Dataset entries:
:::::

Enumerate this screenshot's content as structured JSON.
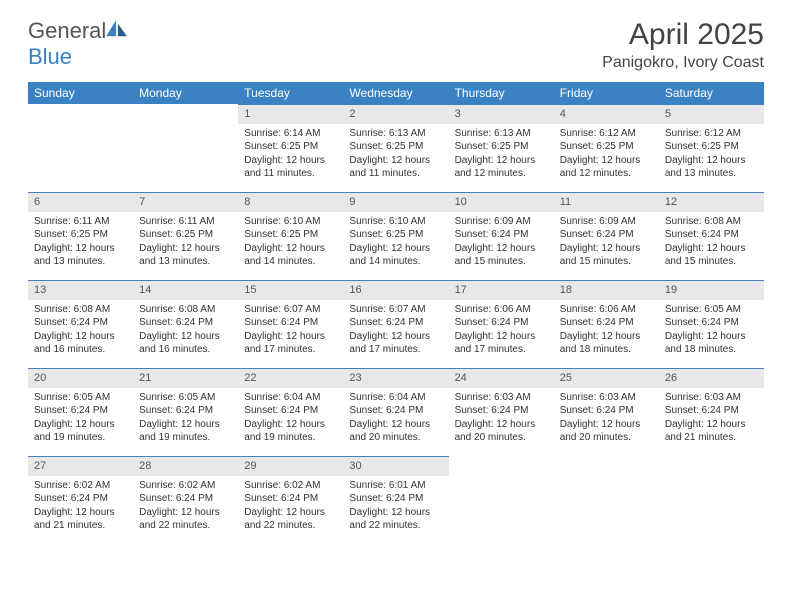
{
  "logo": {
    "text1": "General",
    "text2": "Blue"
  },
  "title": "April 2025",
  "location": "Panigokro, Ivory Coast",
  "colors": {
    "header_bg": "#3b82c4",
    "header_fg": "#ffffff",
    "daynum_bg": "#e8e8e8",
    "daynum_border": "#3b82c4",
    "body_bg": "#ffffff",
    "text": "#333333"
  },
  "weekdays": [
    "Sunday",
    "Monday",
    "Tuesday",
    "Wednesday",
    "Thursday",
    "Friday",
    "Saturday"
  ],
  "grid": {
    "rows": 5,
    "cols": 7,
    "first_weekday_index": 2,
    "days_in_month": 30
  },
  "days": [
    {
      "n": 1,
      "sunrise": "6:14 AM",
      "sunset": "6:25 PM",
      "daylight": "12 hours and 11 minutes."
    },
    {
      "n": 2,
      "sunrise": "6:13 AM",
      "sunset": "6:25 PM",
      "daylight": "12 hours and 11 minutes."
    },
    {
      "n": 3,
      "sunrise": "6:13 AM",
      "sunset": "6:25 PM",
      "daylight": "12 hours and 12 minutes."
    },
    {
      "n": 4,
      "sunrise": "6:12 AM",
      "sunset": "6:25 PM",
      "daylight": "12 hours and 12 minutes."
    },
    {
      "n": 5,
      "sunrise": "6:12 AM",
      "sunset": "6:25 PM",
      "daylight": "12 hours and 13 minutes."
    },
    {
      "n": 6,
      "sunrise": "6:11 AM",
      "sunset": "6:25 PM",
      "daylight": "12 hours and 13 minutes."
    },
    {
      "n": 7,
      "sunrise": "6:11 AM",
      "sunset": "6:25 PM",
      "daylight": "12 hours and 13 minutes."
    },
    {
      "n": 8,
      "sunrise": "6:10 AM",
      "sunset": "6:25 PM",
      "daylight": "12 hours and 14 minutes."
    },
    {
      "n": 9,
      "sunrise": "6:10 AM",
      "sunset": "6:25 PM",
      "daylight": "12 hours and 14 minutes."
    },
    {
      "n": 10,
      "sunrise": "6:09 AM",
      "sunset": "6:24 PM",
      "daylight": "12 hours and 15 minutes."
    },
    {
      "n": 11,
      "sunrise": "6:09 AM",
      "sunset": "6:24 PM",
      "daylight": "12 hours and 15 minutes."
    },
    {
      "n": 12,
      "sunrise": "6:08 AM",
      "sunset": "6:24 PM",
      "daylight": "12 hours and 15 minutes."
    },
    {
      "n": 13,
      "sunrise": "6:08 AM",
      "sunset": "6:24 PM",
      "daylight": "12 hours and 16 minutes."
    },
    {
      "n": 14,
      "sunrise": "6:08 AM",
      "sunset": "6:24 PM",
      "daylight": "12 hours and 16 minutes."
    },
    {
      "n": 15,
      "sunrise": "6:07 AM",
      "sunset": "6:24 PM",
      "daylight": "12 hours and 17 minutes."
    },
    {
      "n": 16,
      "sunrise": "6:07 AM",
      "sunset": "6:24 PM",
      "daylight": "12 hours and 17 minutes."
    },
    {
      "n": 17,
      "sunrise": "6:06 AM",
      "sunset": "6:24 PM",
      "daylight": "12 hours and 17 minutes."
    },
    {
      "n": 18,
      "sunrise": "6:06 AM",
      "sunset": "6:24 PM",
      "daylight": "12 hours and 18 minutes."
    },
    {
      "n": 19,
      "sunrise": "6:05 AM",
      "sunset": "6:24 PM",
      "daylight": "12 hours and 18 minutes."
    },
    {
      "n": 20,
      "sunrise": "6:05 AM",
      "sunset": "6:24 PM",
      "daylight": "12 hours and 19 minutes."
    },
    {
      "n": 21,
      "sunrise": "6:05 AM",
      "sunset": "6:24 PM",
      "daylight": "12 hours and 19 minutes."
    },
    {
      "n": 22,
      "sunrise": "6:04 AM",
      "sunset": "6:24 PM",
      "daylight": "12 hours and 19 minutes."
    },
    {
      "n": 23,
      "sunrise": "6:04 AM",
      "sunset": "6:24 PM",
      "daylight": "12 hours and 20 minutes."
    },
    {
      "n": 24,
      "sunrise": "6:03 AM",
      "sunset": "6:24 PM",
      "daylight": "12 hours and 20 minutes."
    },
    {
      "n": 25,
      "sunrise": "6:03 AM",
      "sunset": "6:24 PM",
      "daylight": "12 hours and 20 minutes."
    },
    {
      "n": 26,
      "sunrise": "6:03 AM",
      "sunset": "6:24 PM",
      "daylight": "12 hours and 21 minutes."
    },
    {
      "n": 27,
      "sunrise": "6:02 AM",
      "sunset": "6:24 PM",
      "daylight": "12 hours and 21 minutes."
    },
    {
      "n": 28,
      "sunrise": "6:02 AM",
      "sunset": "6:24 PM",
      "daylight": "12 hours and 22 minutes."
    },
    {
      "n": 29,
      "sunrise": "6:02 AM",
      "sunset": "6:24 PM",
      "daylight": "12 hours and 22 minutes."
    },
    {
      "n": 30,
      "sunrise": "6:01 AM",
      "sunset": "6:24 PM",
      "daylight": "12 hours and 22 minutes."
    }
  ],
  "labels": {
    "sunrise": "Sunrise:",
    "sunset": "Sunset:",
    "daylight": "Daylight:"
  }
}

:::::

### WHAT YOU ARE ASKED TO DO
Transcribe the records above exactly, omitting every picture they contain.

### RESPONSE FOR THIS EXERCISE
Enumerate this screenshot's content as structured JSON.
{
  "logo": {
    "text1": "General",
    "text2": "Blue"
  },
  "title": "April 2025",
  "location": "Panigokro, Ivory Coast",
  "colors": {
    "header_bg": "#3b82c4",
    "header_fg": "#ffffff",
    "daynum_bg": "#e8e8e8",
    "daynum_border": "#3b82c4",
    "body_bg": "#ffffff",
    "text": "#333333"
  },
  "weekdays": [
    "Sunday",
    "Monday",
    "Tuesday",
    "Wednesday",
    "Thursday",
    "Friday",
    "Saturday"
  ],
  "grid": {
    "rows": 5,
    "cols": 7,
    "first_weekday_index": 2,
    "days_in_month": 30
  },
  "days": [
    {
      "n": 1,
      "sunrise": "6:14 AM",
      "sunset": "6:25 PM",
      "daylight": "12 hours and 11 minutes."
    },
    {
      "n": 2,
      "sunrise": "6:13 AM",
      "sunset": "6:25 PM",
      "daylight": "12 hours and 11 minutes."
    },
    {
      "n": 3,
      "sunrise": "6:13 AM",
      "sunset": "6:25 PM",
      "daylight": "12 hours and 12 minutes."
    },
    {
      "n": 4,
      "sunrise": "6:12 AM",
      "sunset": "6:25 PM",
      "daylight": "12 hours and 12 minutes."
    },
    {
      "n": 5,
      "sunrise": "6:12 AM",
      "sunset": "6:25 PM",
      "daylight": "12 hours and 13 minutes."
    },
    {
      "n": 6,
      "sunrise": "6:11 AM",
      "sunset": "6:25 PM",
      "daylight": "12 hours and 13 minutes."
    },
    {
      "n": 7,
      "sunrise": "6:11 AM",
      "sunset": "6:25 PM",
      "daylight": "12 hours and 13 minutes."
    },
    {
      "n": 8,
      "sunrise": "6:10 AM",
      "sunset": "6:25 PM",
      "daylight": "12 hours and 14 minutes."
    },
    {
      "n": 9,
      "sunrise": "6:10 AM",
      "sunset": "6:25 PM",
      "daylight": "12 hours and 14 minutes."
    },
    {
      "n": 10,
      "sunrise": "6:09 AM",
      "sunset": "6:24 PM",
      "daylight": "12 hours and 15 minutes."
    },
    {
      "n": 11,
      "sunrise": "6:09 AM",
      "sunset": "6:24 PM",
      "daylight": "12 hours and 15 minutes."
    },
    {
      "n": 12,
      "sunrise": "6:08 AM",
      "sunset": "6:24 PM",
      "daylight": "12 hours and 15 minutes."
    },
    {
      "n": 13,
      "sunrise": "6:08 AM",
      "sunset": "6:24 PM",
      "daylight": "12 hours and 16 minutes."
    },
    {
      "n": 14,
      "sunrise": "6:08 AM",
      "sunset": "6:24 PM",
      "daylight": "12 hours and 16 minutes."
    },
    {
      "n": 15,
      "sunrise": "6:07 AM",
      "sunset": "6:24 PM",
      "daylight": "12 hours and 17 minutes."
    },
    {
      "n": 16,
      "sunrise": "6:07 AM",
      "sunset": "6:24 PM",
      "daylight": "12 hours and 17 minutes."
    },
    {
      "n": 17,
      "sunrise": "6:06 AM",
      "sunset": "6:24 PM",
      "daylight": "12 hours and 17 minutes."
    },
    {
      "n": 18,
      "sunrise": "6:06 AM",
      "sunset": "6:24 PM",
      "daylight": "12 hours and 18 minutes."
    },
    {
      "n": 19,
      "sunrise": "6:05 AM",
      "sunset": "6:24 PM",
      "daylight": "12 hours and 18 minutes."
    },
    {
      "n": 20,
      "sunrise": "6:05 AM",
      "sunset": "6:24 PM",
      "daylight": "12 hours and 19 minutes."
    },
    {
      "n": 21,
      "sunrise": "6:05 AM",
      "sunset": "6:24 PM",
      "daylight": "12 hours and 19 minutes."
    },
    {
      "n": 22,
      "sunrise": "6:04 AM",
      "sunset": "6:24 PM",
      "daylight": "12 hours and 19 minutes."
    },
    {
      "n": 23,
      "sunrise": "6:04 AM",
      "sunset": "6:24 PM",
      "daylight": "12 hours and 20 minutes."
    },
    {
      "n": 24,
      "sunrise": "6:03 AM",
      "sunset": "6:24 PM",
      "daylight": "12 hours and 20 minutes."
    },
    {
      "n": 25,
      "sunrise": "6:03 AM",
      "sunset": "6:24 PM",
      "daylight": "12 hours and 20 minutes."
    },
    {
      "n": 26,
      "sunrise": "6:03 AM",
      "sunset": "6:24 PM",
      "daylight": "12 hours and 21 minutes."
    },
    {
      "n": 27,
      "sunrise": "6:02 AM",
      "sunset": "6:24 PM",
      "daylight": "12 hours and 21 minutes."
    },
    {
      "n": 28,
      "sunrise": "6:02 AM",
      "sunset": "6:24 PM",
      "daylight": "12 hours and 22 minutes."
    },
    {
      "n": 29,
      "sunrise": "6:02 AM",
      "sunset": "6:24 PM",
      "daylight": "12 hours and 22 minutes."
    },
    {
      "n": 30,
      "sunrise": "6:01 AM",
      "sunset": "6:24 PM",
      "daylight": "12 hours and 22 minutes."
    }
  ],
  "labels": {
    "sunrise": "Sunrise:",
    "sunset": "Sunset:",
    "daylight": "Daylight:"
  }
}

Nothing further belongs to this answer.